GIVEN EXERCISE
Below is a block of records: output all of them exactly and leave out the pictures.

TASK MATERIAL
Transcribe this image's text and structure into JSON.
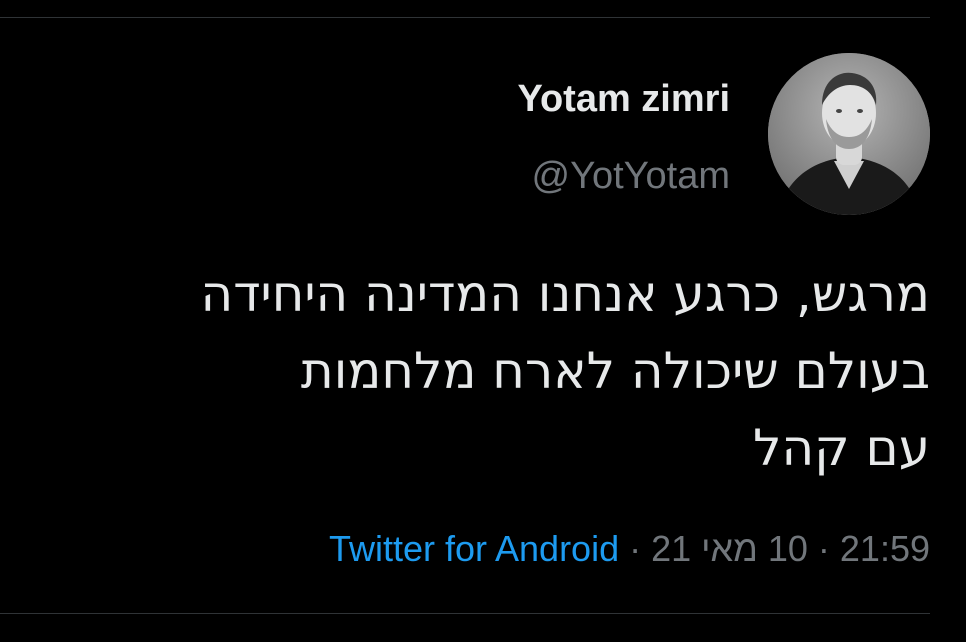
{
  "tweet": {
    "author": {
      "display_name": "Yotam zimri",
      "handle": "@YotYotam"
    },
    "text_lines": [
      "מרגש, כרגע אנחנו המדינה היחידה",
      "בעולם שיכולה לארח מלחמות",
      "עם קהל"
    ],
    "meta": {
      "time": "21:59",
      "date": "10 מאי 21",
      "separator": "·",
      "source": "Twitter for Android"
    }
  },
  "colors": {
    "background": "#000000",
    "text": "#e7e9ea",
    "secondary_text": "#71767b",
    "link": "#1d9bf0",
    "divider": "#2f3336"
  },
  "icons": {
    "avatar": "profile-photo-avatar"
  }
}
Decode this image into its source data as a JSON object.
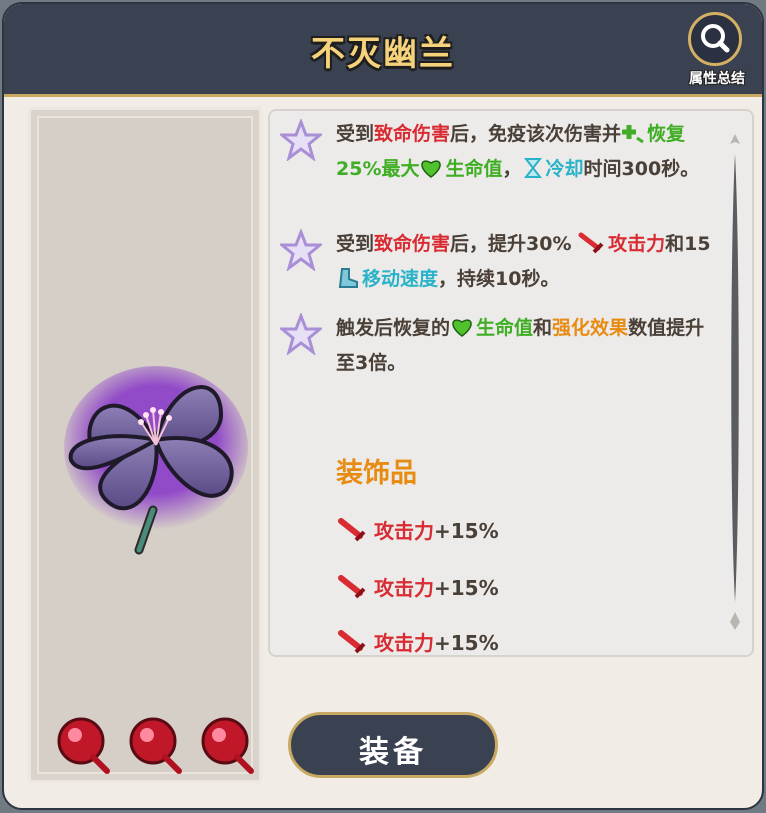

SOLVED EXERCISE
Transcribe this image's text and structure into JSON.
{
  "tweet": {
    "author": {
      "display_name": "Yotam zimri",
      "handle": "@YotYotam"
    },
    "text_lines": [
      "מרגש, כרגע אנחנו המדינה היחידה",
      "בעולם שיכולה לארח מלחמות",
      "עם קהל"
    ],
    "meta": {
      "time": "21:59",
      "date": "10 מאי 21",
      "separator": "·",
      "source": "Twitter for Android"
    }
  },
  "colors": {
    "background": "#000000",
    "text": "#e7e9ea",
    "secondary_text": "#71767b",
    "link": "#1d9bf0",
    "divider": "#2f3336"
  },
  "icons": {
    "avatar": "profile-photo-avatar"
  }
}
Decode this image into its source data as a JSON object.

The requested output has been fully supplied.